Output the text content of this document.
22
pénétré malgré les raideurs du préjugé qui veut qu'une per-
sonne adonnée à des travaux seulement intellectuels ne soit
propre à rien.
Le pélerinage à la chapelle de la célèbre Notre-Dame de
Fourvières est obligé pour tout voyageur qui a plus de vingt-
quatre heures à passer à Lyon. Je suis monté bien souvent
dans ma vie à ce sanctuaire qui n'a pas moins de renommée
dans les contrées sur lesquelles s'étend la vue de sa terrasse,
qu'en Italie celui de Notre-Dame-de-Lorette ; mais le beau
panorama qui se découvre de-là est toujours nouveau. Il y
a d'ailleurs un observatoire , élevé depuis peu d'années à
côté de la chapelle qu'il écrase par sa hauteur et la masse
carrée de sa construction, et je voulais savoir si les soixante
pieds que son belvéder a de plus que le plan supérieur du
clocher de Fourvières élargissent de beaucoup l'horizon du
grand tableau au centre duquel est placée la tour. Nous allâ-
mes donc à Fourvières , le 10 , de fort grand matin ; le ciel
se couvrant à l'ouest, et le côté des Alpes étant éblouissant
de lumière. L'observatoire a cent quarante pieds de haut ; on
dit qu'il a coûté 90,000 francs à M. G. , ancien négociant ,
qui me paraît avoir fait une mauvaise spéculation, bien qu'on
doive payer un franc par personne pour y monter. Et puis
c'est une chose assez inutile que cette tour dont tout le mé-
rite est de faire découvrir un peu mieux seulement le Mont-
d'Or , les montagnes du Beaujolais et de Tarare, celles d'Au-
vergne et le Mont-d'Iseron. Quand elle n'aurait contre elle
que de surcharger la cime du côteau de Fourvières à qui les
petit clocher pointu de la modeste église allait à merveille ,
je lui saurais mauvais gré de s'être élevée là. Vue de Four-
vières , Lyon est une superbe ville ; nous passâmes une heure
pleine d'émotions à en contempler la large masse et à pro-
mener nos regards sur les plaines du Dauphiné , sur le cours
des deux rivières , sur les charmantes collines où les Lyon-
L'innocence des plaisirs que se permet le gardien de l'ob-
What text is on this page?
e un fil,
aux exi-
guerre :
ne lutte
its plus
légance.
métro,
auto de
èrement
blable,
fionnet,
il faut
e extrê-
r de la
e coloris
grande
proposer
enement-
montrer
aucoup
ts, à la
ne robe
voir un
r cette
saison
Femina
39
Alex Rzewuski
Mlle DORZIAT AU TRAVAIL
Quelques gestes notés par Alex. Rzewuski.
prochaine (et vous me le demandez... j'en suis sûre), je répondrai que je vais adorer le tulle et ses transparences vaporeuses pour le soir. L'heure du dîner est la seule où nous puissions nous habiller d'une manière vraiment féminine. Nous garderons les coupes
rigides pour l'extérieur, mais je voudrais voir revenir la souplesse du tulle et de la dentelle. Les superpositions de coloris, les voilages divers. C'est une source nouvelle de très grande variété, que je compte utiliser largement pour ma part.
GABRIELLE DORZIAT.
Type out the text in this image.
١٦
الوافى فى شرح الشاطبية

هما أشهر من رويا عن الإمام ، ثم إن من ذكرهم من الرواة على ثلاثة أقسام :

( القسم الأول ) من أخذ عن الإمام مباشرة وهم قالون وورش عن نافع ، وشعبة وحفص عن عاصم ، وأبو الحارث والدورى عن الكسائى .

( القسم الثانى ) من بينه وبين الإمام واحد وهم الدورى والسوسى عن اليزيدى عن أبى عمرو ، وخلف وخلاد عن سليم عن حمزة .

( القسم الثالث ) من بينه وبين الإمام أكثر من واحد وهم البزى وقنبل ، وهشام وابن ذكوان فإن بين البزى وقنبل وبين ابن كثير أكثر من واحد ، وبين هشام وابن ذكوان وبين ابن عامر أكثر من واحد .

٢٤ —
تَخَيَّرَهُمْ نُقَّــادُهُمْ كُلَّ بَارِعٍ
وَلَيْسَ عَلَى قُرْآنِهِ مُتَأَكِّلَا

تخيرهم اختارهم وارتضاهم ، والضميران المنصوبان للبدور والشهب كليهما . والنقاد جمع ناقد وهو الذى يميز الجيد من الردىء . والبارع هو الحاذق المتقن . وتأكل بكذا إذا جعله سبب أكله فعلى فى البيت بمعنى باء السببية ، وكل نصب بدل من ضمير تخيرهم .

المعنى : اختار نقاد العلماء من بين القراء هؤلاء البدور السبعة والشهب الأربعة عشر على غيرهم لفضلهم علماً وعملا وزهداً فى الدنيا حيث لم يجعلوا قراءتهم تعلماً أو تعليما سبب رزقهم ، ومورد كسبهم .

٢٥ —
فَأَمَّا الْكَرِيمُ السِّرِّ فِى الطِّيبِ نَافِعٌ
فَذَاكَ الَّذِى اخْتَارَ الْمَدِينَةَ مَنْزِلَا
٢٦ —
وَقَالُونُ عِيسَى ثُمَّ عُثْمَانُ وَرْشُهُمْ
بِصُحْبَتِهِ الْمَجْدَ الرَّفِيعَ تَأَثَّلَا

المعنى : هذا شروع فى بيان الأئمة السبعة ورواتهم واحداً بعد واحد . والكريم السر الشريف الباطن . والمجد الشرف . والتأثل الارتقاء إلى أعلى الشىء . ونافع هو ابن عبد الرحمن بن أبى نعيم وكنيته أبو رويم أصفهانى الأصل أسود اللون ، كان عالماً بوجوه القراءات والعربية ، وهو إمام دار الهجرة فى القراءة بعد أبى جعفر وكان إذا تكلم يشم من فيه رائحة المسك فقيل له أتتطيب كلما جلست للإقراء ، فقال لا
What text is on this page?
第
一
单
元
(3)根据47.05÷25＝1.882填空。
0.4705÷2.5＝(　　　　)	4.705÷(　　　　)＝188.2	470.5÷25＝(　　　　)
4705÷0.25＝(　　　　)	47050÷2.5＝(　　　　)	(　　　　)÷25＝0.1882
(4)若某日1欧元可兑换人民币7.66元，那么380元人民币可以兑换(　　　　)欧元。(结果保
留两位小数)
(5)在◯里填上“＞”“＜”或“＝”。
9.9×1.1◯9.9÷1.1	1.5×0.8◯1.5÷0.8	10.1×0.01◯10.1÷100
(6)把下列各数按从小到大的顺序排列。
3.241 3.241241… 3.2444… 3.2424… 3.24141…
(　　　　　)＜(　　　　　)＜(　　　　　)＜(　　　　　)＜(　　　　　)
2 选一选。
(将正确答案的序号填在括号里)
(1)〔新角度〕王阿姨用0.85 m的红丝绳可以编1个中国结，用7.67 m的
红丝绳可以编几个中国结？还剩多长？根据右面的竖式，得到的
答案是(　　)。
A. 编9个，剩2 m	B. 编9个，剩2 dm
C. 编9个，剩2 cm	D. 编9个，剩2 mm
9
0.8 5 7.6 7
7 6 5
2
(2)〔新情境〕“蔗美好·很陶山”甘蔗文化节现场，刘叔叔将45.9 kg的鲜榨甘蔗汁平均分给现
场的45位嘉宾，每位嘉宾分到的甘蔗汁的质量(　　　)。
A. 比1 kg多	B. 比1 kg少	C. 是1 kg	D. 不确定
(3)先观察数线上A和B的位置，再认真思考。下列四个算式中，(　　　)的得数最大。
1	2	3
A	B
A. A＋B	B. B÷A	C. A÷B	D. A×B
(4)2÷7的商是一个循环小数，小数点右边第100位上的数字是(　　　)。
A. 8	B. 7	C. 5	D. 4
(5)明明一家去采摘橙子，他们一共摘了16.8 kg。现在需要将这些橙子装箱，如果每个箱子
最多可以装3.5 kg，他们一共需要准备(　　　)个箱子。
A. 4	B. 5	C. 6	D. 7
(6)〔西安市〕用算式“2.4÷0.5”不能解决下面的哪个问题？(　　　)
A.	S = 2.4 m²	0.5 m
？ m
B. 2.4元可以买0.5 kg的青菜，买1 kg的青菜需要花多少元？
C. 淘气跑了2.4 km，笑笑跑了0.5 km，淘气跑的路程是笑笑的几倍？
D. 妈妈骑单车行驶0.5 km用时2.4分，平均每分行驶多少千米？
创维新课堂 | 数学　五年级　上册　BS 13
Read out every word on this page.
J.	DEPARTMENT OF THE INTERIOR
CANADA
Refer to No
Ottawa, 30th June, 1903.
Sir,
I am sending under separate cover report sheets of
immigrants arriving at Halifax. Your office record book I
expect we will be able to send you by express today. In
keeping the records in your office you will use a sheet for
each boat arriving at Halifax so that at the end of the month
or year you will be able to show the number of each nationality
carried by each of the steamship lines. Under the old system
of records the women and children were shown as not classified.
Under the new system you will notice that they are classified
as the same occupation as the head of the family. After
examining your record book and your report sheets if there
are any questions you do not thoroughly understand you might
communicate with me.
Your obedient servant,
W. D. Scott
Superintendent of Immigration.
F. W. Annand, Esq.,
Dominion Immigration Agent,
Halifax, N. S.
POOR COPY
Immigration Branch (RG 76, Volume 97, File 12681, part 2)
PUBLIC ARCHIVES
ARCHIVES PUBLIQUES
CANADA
───
To do: Collect from the data above every line that includes "ARCHIVES".

Result for this task:
PUBLIC ARCHIVES
ARCHIVES PUBLIQUES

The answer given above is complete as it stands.